:: Recorded data ::

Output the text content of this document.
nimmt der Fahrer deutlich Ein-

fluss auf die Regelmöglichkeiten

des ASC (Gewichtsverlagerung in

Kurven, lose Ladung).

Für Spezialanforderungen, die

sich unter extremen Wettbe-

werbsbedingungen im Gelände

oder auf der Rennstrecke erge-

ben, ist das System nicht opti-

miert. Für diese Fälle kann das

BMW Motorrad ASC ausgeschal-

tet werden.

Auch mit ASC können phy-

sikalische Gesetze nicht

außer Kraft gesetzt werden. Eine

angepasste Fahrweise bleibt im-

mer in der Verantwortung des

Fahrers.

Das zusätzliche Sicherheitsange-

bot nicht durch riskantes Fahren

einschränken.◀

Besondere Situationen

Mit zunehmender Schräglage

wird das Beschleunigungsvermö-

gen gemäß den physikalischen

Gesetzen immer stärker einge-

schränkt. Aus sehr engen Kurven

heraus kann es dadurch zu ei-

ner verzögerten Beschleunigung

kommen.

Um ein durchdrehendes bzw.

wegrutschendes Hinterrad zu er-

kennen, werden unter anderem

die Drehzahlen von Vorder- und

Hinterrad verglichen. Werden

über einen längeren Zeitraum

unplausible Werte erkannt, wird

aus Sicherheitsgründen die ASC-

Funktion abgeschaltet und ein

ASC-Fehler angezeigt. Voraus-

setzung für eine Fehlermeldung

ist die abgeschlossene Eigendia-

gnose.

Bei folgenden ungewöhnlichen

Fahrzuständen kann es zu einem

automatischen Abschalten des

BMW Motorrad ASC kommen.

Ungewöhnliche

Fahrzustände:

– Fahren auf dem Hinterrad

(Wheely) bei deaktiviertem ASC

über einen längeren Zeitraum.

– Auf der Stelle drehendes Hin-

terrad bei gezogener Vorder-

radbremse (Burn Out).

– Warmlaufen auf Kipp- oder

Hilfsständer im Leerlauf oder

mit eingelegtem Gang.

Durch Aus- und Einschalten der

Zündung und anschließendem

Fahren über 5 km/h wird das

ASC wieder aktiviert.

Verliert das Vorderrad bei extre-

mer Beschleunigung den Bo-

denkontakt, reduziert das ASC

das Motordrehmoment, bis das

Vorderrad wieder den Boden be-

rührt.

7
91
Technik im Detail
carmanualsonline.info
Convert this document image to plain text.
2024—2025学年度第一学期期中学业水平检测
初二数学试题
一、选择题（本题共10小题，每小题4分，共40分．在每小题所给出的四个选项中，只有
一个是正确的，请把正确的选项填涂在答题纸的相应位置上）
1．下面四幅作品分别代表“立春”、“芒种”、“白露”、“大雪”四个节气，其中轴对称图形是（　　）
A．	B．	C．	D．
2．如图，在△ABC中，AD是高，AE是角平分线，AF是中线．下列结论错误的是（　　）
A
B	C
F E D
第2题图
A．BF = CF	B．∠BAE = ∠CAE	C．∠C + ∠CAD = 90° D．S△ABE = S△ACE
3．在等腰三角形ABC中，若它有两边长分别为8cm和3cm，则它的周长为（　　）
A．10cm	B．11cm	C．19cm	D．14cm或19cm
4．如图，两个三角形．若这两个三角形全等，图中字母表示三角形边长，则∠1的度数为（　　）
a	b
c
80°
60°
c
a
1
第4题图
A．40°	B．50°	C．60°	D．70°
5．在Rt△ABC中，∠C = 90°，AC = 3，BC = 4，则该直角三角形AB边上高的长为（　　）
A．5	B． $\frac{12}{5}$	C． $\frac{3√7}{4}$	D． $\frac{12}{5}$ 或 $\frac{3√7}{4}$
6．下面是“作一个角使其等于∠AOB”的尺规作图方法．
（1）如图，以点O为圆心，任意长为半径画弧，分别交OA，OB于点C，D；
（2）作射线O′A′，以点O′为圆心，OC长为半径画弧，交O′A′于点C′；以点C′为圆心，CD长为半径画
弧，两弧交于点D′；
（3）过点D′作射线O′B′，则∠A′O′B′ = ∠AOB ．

:::

▸ **What the task requires**: Print the entries exactly. Include every one.

▸ **Result of this task**:
Output the text content of this document.
nimmt der Fahrer deutlich Ein-

fluss auf die Regelmöglichkeiten

des ASC (Gewichtsverlagerung in

Kurven, lose Ladung).

Für Spezialanforderungen, die

sich unter extremen Wettbe-

werbsbedingungen im Gelände

oder auf der Rennstrecke erge-

ben, ist das System nicht opti-

miert. Für diese Fälle kann das

BMW Motorrad ASC ausgeschal-

tet werden.

Auch mit ASC können phy-

sikalische Gesetze nicht

außer Kraft gesetzt werden. Eine

angepasste Fahrweise bleibt im-

mer in der Verantwortung des

Fahrers.

Das zusätzliche Sicherheitsange-

bot nicht durch riskantes Fahren

einschränken.◀

Besondere Situationen

Mit zunehmender Schräglage

wird das Beschleunigungsvermö-

gen gemäß den physikalischen

Gesetzen immer stärker einge-

schränkt. Aus sehr engen Kurven

heraus kann es dadurch zu ei-

ner verzögerten Beschleunigung

kommen.

Um ein durchdrehendes bzw.

wegrutschendes Hinterrad zu er-

kennen, werden unter anderem

die Drehzahlen von Vorder- und

Hinterrad verglichen. Werden

über einen längeren Zeitraum

unplausible Werte erkannt, wird

aus Sicherheitsgründen die ASC-

Funktion abgeschaltet und ein

ASC-Fehler angezeigt. Voraus-

setzung für eine Fehlermeldung

ist die abgeschlossene Eigendia-

gnose.

Bei folgenden ungewöhnlichen

Fahrzuständen kann es zu einem

automatischen Abschalten des

BMW Motorrad ASC kommen.

Ungewöhnliche

Fahrzustände:

– Fahren auf dem Hinterrad

(Wheely) bei deaktiviertem ASC

über einen längeren Zeitraum.

– Auf der Stelle drehendes Hin-

terrad bei gezogener Vorder-

radbremse (Burn Out).

– Warmlaufen auf Kipp- oder

Hilfsständer im Leerlauf oder

mit eingelegtem Gang.

Durch Aus- und Einschalten der

Zündung und anschließendem

Fahren über 5 km/h wird das

ASC wieder aktiviert.

Verliert das Vorderrad bei extre-

mer Beschleunigung den Bo-

denkontakt, reduziert das ASC

das Motordrehmoment, bis das

Vorderrad wieder den Boden be-

rührt.

7
91
Technik im Detail
carmanualsonline.info
Convert this document image to plain text.
2024—2025学年度第一学期期中学业水平检测
初二数学试题
一、选择题（本题共10小题，每小题4分，共40分．在每小题所给出的四个选项中，只有
一个是正确的，请把正确的选项填涂在答题纸的相应位置上）
1．下面四幅作品分别代表“立春”、“芒种”、“白露”、“大雪”四个节气，其中轴对称图形是（　　）
A．	B．	C．	D．
2．如图，在△ABC中，AD是高，AE是角平分线，AF是中线．下列结论错误的是（　　）
A
B	C
F E D
第2题图
A．BF = CF	B．∠BAE = ∠CAE	C．∠C + ∠CAD = 90° D．S△ABE = S△ACE
3．在等腰三角形ABC中，若它有两边长分别为8cm和3cm，则它的周长为（　　）
A．10cm	B．11cm	C．19cm	D．14cm或19cm
4．如图，两个三角形．若这两个三角形全等，图中字母表示三角形边长，则∠1的度数为（　　）
a	b
c
80°
60°
c
a
1
第4题图
A．40°	B．50°	C．60°	D．70°
5．在Rt△ABC中，∠C = 90°，AC = 3，BC = 4，则该直角三角形AB边上高的长为（　　）
A．5	B． $\frac{12}{5}$	C． $\frac{3√7}{4}$	D． $\frac{12}{5}$ 或 $\frac{3√7}{4}$
6．下面是“作一个角使其等于∠AOB”的尺规作图方法．
（1）如图，以点O为圆心，任意长为半径画弧，分别交OA，OB于点C，D；
（2）作射线O′A′，以点O′为圆心，OC长为半径画弧，交O′A′于点C′；以点C′为圆心，CD长为半径画
弧，两弧交于点D′；
（3）过点D′作射线O′B′，则∠A′O′B′ = ∠AOB ．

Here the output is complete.